Stored data:
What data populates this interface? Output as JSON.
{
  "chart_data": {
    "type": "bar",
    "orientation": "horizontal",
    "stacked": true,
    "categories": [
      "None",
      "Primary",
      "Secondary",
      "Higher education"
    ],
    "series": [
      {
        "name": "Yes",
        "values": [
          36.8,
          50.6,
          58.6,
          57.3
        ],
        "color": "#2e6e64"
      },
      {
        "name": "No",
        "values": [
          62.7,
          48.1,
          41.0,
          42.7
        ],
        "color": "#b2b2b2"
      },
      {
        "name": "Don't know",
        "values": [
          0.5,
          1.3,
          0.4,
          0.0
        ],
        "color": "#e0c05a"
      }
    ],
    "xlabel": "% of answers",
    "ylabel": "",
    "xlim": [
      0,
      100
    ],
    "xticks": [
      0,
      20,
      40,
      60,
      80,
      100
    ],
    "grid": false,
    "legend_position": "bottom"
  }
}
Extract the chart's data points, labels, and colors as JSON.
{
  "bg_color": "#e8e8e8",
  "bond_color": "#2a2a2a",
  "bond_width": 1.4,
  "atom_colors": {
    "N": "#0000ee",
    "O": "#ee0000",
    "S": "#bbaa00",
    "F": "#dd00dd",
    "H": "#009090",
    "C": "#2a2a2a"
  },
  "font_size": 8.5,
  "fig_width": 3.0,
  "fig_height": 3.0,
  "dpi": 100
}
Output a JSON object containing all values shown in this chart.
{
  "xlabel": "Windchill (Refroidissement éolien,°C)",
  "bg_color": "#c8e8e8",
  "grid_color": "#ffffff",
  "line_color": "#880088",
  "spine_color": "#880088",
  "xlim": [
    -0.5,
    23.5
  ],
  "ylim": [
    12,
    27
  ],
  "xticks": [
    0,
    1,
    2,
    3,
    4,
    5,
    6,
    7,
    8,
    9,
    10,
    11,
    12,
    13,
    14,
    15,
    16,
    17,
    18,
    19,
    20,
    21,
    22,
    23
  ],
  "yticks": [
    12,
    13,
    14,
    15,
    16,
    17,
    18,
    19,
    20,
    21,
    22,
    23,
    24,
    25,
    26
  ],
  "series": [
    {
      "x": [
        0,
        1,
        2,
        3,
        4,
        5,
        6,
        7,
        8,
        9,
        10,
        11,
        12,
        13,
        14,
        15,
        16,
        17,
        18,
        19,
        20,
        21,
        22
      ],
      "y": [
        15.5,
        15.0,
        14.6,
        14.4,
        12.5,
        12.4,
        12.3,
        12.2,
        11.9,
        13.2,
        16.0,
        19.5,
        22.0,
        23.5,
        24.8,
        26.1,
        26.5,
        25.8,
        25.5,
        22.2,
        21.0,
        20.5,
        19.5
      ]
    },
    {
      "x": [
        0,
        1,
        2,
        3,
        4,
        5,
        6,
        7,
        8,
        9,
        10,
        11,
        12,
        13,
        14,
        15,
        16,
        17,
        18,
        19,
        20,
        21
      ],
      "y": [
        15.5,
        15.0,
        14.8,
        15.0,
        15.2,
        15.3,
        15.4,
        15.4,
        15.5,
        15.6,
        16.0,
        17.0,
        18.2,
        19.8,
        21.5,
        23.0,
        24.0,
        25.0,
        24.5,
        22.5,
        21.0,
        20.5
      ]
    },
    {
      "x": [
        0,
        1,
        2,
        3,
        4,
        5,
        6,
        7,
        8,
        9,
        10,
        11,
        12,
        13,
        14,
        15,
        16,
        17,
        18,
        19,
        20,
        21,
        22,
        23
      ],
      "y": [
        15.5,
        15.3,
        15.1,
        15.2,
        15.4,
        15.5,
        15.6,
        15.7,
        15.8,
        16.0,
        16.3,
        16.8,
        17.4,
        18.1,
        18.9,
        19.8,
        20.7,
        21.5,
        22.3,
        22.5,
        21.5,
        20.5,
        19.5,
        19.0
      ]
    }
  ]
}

Directions: Reproduce the material above without altering a single character.

In response:
What data populates this interface? Output as JSON.
{
  "chart_data": {
    "type": "bar",
    "orientation": "horizontal",
    "stacked": true,
    "categories": [
      "None",
      "Primary",
      "Secondary",
      "Higher education"
    ],
    "series": [
      {
        "name": "Yes",
        "values": [
          36.8,
          50.6,
          58.6,
          57.3
        ],
        "color": "#2e6e64"
      },
      {
        "name": "No",
        "values": [
          62.7,
          48.1,
          41.0,
          42.7
        ],
        "color": "#b2b2b2"
      },
      {
        "name": "Don't know",
        "values": [
          0.5,
          1.3,
          0.4,
          0.0
        ],
        "color": "#e0c05a"
      }
    ],
    "xlabel": "% of answers",
    "ylabel": "",
    "xlim": [
      0,
      100
    ],
    "xticks": [
      0,
      20,
      40,
      60,
      80,
      100
    ],
    "grid": false,
    "legend_position": "bottom"
  }
}
Extract the chart's data points, labels, and colors as JSON.
{
  "bg_color": "#e8e8e8",
  "bond_color": "#2a2a2a",
  "bond_width": 1.4,
  "atom_colors": {
    "N": "#0000ee",
    "O": "#ee0000",
    "S": "#bbaa00",
    "F": "#dd00dd",
    "H": "#009090",
    "C": "#2a2a2a"
  },
  "font_size": 8.5,
  "fig_width": 3.0,
  "fig_height": 3.0,
  "dpi": 100
}
Output a JSON object containing all values shown in this chart.
{
  "xlabel": "Windchill (Refroidissement éolien,°C)",
  "bg_color": "#c8e8e8",
  "grid_color": "#ffffff",
  "line_color": "#880088",
  "spine_color": "#880088",
  "xlim": [
    -0.5,
    23.5
  ],
  "ylim": [
    12,
    27
  ],
  "xticks": [
    0,
    1,
    2,
    3,
    4,
    5,
    6,
    7,
    8,
    9,
    10,
    11,
    12,
    13,
    14,
    15,
    16,
    17,
    18,
    19,
    20,
    21,
    22,
    23
  ],
  "yticks": [
    12,
    13,
    14,
    15,
    16,
    17,
    18,
    19,
    20,
    21,
    22,
    23,
    24,
    25,
    26
  ],
  "series": [
    {
      "x": [
        0,
        1,
        2,
        3,
        4,
        5,
        6,
        7,
        8,
        9,
        10,
        11,
        12,
        13,
        14,
        15,
        16,
        17,
        18,
        19,
        20,
        21,
        22
      ],
      "y": [
        15.5,
        15.0,
        14.6,
        14.4,
        12.5,
        12.4,
        12.3,
        12.2,
        11.9,
        13.2,
        16.0,
        19.5,
        22.0,
        23.5,
        24.8,
        26.1,
        26.5,
        25.8,
        25.5,
        22.2,
        21.0,
        20.5,
        19.5
      ]
    },
    {
      "x": [
        0,
        1,
        2,
        3,
        4,
        5,
        6,
        7,
        8,
        9,
        10,
        11,
        12,
        13,
        14,
        15,
        16,
        17,
        18,
        19,
        20,
        21
      ],
      "y": [
        15.5,
        15.0,
        14.8,
        15.0,
        15.2,
        15.3,
        15.4,
        15.4,
        15.5,
        15.6,
        16.0,
        17.0,
        18.2,
        19.8,
        21.5,
        23.0,
        24.0,
        25.0,
        24.5,
        22.5,
        21.0,
        20.5
      ]
    },
    {
      "x": [
        0,
        1,
        2,
        3,
        4,
        5,
        6,
        7,
        8,
        9,
        10,
        11,
        12,
        13,
        14,
        15,
        16,
        17,
        18,
        19,
        20,
        21,
        22,
        23
      ],
      "y": [
        15.5,
        15.3,
        15.1,
        15.2,
        15.4,
        15.5,
        15.6,
        15.7,
        15.8,
        16.0,
        16.3,
        16.8,
        17.4,
        18.1,
        18.9,
        19.8,
        20.7,
        21.5,
        22.3,
        22.5,
        21.5,
        20.5,
        19.5,
        19.0
      ]
    }
  ]
}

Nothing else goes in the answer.